::: Available records
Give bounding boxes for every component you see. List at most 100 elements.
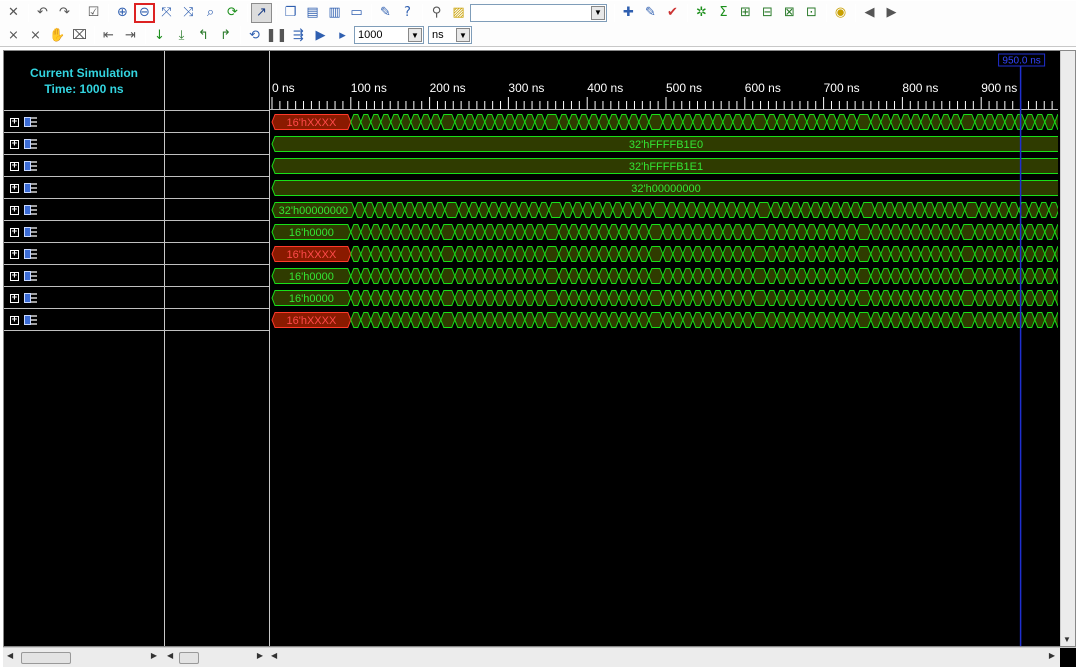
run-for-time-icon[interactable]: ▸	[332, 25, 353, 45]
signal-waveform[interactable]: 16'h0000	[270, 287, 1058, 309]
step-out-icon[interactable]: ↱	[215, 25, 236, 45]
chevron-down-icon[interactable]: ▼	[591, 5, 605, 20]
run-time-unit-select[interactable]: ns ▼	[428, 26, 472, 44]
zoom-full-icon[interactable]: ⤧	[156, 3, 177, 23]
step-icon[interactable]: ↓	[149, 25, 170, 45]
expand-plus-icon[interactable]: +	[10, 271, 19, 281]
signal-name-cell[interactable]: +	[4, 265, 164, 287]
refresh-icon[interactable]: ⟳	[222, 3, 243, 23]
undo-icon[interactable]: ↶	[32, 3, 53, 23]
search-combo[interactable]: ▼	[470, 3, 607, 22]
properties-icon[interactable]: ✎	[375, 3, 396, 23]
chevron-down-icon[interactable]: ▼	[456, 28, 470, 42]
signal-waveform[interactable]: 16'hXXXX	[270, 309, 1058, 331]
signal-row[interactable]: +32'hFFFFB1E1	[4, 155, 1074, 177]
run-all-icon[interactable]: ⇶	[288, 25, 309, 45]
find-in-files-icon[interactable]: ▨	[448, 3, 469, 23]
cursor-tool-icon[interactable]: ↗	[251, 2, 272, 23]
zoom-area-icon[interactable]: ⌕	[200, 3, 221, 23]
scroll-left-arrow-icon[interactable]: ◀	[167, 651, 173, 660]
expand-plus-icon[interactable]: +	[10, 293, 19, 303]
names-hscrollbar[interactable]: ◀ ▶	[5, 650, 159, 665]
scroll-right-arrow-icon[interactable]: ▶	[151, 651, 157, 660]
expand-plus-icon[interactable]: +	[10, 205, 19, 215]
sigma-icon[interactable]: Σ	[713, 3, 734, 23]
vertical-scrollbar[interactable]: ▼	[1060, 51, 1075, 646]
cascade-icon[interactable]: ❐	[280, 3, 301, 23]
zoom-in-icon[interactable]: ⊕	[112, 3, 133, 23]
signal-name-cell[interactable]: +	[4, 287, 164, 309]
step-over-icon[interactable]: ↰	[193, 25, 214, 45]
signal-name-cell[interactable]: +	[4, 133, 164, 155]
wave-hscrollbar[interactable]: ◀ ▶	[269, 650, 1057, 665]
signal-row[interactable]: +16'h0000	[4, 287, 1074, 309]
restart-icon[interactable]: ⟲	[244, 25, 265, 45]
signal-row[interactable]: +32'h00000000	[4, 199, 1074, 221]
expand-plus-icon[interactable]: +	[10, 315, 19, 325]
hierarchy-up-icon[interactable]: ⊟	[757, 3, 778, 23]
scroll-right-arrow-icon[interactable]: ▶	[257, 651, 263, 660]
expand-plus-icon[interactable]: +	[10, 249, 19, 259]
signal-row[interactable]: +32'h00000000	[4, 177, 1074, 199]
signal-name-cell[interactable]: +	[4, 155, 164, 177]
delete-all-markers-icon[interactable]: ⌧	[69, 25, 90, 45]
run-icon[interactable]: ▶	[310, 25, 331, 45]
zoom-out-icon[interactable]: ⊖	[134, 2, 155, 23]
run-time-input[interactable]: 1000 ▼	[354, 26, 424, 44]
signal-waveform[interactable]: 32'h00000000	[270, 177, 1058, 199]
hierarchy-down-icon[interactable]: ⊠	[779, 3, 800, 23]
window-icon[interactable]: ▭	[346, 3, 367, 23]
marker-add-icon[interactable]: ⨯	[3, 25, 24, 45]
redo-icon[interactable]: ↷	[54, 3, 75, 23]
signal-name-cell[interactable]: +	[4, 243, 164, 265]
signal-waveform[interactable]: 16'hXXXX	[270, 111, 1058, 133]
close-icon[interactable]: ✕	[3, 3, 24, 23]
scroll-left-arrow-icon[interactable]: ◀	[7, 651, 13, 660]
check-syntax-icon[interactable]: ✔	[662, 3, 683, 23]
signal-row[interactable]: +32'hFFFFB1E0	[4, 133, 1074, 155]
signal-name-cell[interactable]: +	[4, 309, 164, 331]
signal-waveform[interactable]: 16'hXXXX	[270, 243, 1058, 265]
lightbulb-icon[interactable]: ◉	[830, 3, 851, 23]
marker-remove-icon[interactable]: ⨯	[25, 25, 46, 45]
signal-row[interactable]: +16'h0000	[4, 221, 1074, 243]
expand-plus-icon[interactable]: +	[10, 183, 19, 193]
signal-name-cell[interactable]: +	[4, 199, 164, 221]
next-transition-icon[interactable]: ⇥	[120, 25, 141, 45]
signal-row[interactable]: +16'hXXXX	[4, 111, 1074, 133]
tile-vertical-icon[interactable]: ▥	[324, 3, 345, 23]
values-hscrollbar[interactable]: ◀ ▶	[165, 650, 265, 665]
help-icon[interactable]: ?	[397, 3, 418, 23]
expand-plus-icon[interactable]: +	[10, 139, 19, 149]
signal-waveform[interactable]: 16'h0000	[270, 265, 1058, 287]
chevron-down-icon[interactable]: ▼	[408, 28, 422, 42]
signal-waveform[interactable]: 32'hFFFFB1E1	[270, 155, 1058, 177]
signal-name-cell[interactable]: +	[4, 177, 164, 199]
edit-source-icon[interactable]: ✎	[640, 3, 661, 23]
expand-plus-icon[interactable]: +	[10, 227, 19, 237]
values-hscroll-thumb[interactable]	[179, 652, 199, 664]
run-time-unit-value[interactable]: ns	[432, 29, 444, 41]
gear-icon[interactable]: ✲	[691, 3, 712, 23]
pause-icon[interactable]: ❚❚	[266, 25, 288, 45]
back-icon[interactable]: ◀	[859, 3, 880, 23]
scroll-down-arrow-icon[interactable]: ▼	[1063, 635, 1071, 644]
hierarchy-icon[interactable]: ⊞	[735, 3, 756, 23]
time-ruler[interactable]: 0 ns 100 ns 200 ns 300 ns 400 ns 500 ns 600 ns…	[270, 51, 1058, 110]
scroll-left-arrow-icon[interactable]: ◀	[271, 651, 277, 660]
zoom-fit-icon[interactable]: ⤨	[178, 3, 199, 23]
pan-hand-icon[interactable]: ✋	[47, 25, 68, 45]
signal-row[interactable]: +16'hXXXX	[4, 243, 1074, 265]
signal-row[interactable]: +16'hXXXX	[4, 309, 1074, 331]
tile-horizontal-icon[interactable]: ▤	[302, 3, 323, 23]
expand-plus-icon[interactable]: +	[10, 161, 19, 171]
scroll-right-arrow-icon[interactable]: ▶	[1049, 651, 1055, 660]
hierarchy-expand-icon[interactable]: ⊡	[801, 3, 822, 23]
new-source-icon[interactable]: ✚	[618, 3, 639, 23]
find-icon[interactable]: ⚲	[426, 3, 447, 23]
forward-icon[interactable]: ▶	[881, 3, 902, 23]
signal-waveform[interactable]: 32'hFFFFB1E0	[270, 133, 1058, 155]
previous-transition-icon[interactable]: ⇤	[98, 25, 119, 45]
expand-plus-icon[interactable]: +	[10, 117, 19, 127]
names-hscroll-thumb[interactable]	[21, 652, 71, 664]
::::::
::: Available records
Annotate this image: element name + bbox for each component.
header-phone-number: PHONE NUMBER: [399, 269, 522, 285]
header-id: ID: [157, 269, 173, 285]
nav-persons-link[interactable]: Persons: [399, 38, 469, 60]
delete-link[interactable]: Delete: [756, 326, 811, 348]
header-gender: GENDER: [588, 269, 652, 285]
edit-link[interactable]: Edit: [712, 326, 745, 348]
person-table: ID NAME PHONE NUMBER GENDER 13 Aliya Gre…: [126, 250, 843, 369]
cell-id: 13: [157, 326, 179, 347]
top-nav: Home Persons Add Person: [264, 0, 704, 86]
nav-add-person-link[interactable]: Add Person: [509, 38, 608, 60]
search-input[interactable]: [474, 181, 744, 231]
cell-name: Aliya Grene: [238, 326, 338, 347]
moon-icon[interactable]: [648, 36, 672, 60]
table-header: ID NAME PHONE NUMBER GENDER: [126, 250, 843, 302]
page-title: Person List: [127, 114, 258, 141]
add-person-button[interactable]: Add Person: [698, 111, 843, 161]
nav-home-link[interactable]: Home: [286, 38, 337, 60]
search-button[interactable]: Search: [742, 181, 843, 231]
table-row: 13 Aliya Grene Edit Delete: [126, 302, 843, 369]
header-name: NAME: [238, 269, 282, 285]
::::::
::: Available records
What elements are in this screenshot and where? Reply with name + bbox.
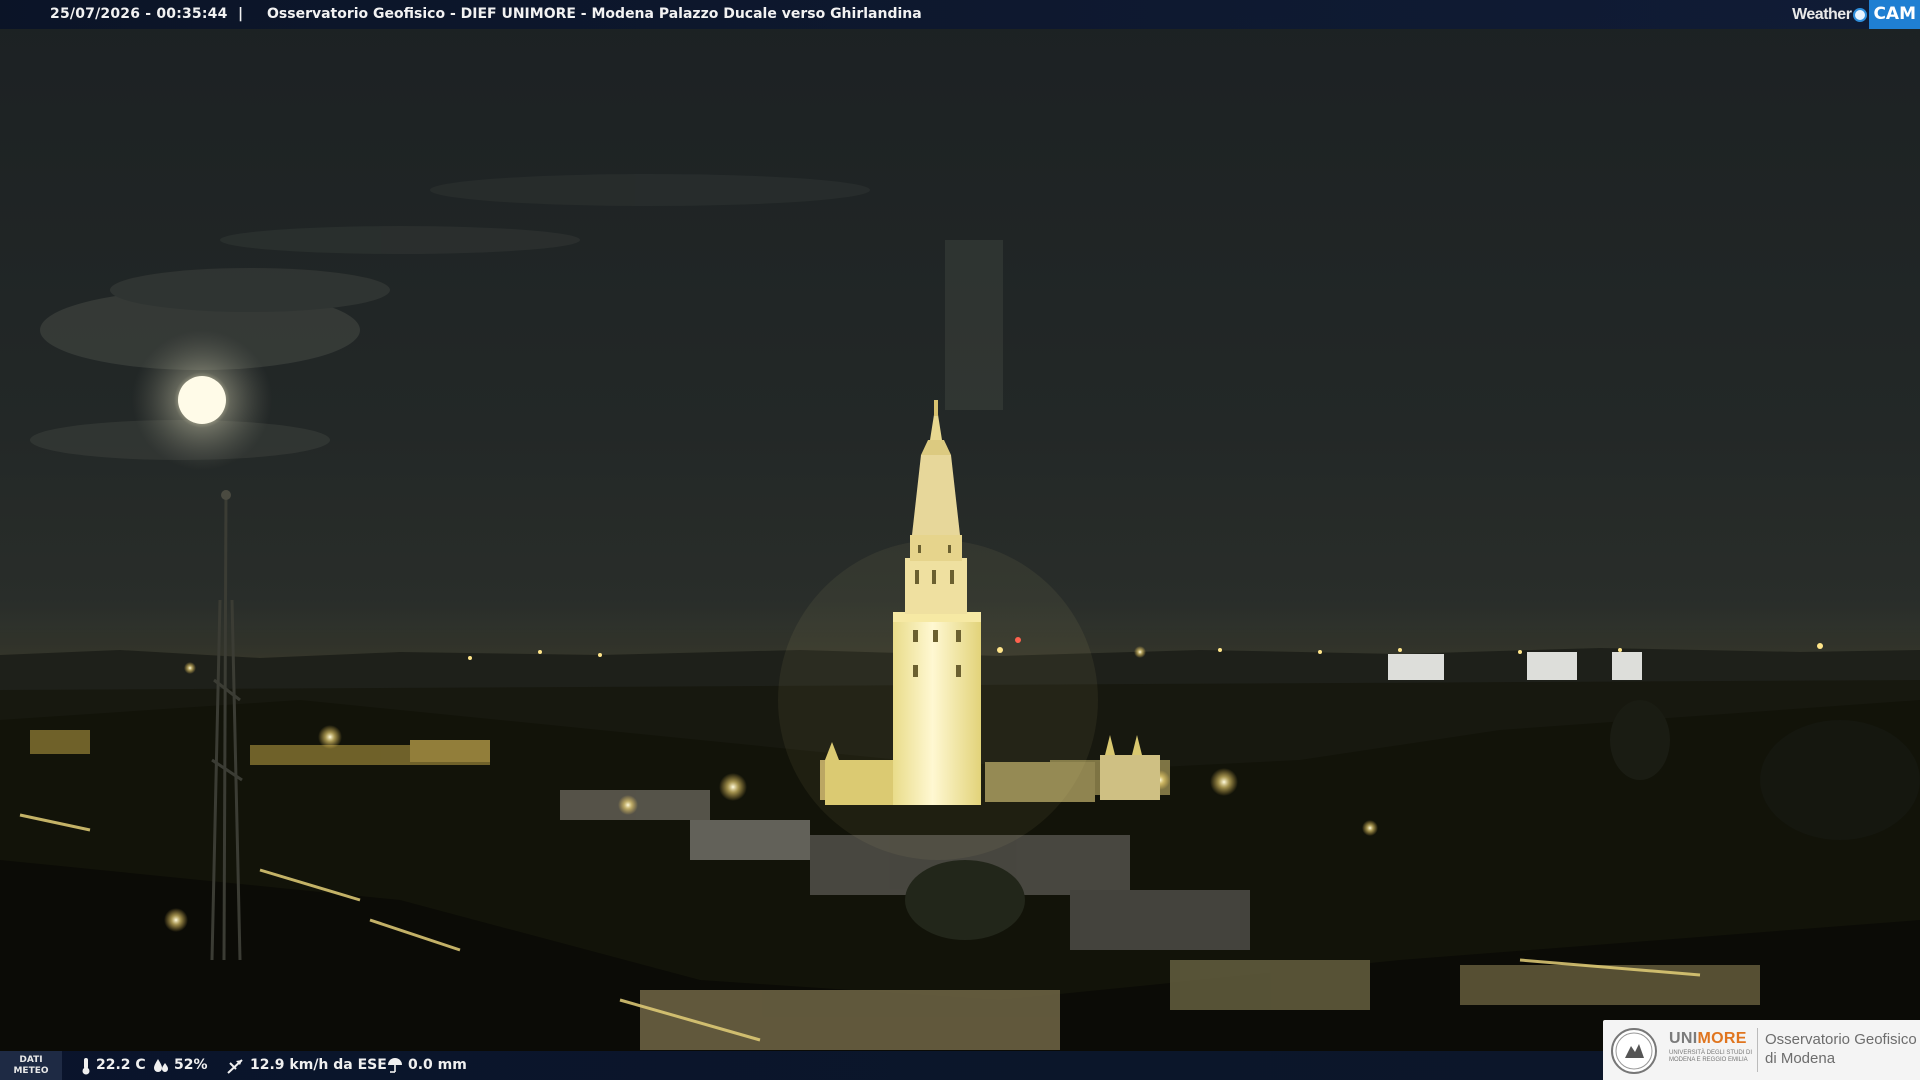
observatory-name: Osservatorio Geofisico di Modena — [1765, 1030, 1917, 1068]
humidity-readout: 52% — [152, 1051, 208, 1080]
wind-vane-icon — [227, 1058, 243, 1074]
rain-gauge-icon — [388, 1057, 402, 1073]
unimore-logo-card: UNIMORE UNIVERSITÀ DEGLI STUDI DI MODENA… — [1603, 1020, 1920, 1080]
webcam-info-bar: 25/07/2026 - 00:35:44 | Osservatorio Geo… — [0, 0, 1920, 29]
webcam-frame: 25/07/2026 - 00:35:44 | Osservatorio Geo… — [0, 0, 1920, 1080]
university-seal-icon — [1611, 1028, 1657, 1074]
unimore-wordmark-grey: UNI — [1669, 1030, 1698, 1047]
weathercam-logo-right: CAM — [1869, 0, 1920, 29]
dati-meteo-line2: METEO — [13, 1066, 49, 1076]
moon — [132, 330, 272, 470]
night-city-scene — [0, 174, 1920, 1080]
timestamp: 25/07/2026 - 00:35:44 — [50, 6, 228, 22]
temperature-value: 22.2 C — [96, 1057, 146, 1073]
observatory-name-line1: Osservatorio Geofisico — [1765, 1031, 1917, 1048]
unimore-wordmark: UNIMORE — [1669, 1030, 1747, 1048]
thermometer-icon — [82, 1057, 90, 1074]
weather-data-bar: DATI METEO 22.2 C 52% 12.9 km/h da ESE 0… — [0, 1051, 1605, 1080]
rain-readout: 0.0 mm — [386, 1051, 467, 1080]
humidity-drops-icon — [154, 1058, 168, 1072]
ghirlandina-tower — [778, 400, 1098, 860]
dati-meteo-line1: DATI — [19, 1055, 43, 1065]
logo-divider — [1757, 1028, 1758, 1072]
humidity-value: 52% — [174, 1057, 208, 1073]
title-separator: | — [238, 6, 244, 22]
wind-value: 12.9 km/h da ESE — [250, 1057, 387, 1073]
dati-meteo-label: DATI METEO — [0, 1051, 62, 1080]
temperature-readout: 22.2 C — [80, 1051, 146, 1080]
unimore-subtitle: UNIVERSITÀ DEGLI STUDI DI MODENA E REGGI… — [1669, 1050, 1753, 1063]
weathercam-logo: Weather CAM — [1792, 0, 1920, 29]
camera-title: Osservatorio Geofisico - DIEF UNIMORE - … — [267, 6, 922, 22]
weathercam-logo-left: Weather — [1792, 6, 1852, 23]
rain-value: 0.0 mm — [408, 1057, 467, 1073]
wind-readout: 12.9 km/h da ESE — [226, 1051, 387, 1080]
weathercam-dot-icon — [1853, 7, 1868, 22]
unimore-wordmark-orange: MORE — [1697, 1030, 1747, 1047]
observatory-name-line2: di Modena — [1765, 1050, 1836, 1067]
::::::
▸ **Exercise task**: Find and copy every line of the material above that contains the string "bbox", matching case exactly.

▸ **Finished task**:
Annotate this image: element name + bbox for each component.
What elements are in this screenshot and where? Reply with name + bbox.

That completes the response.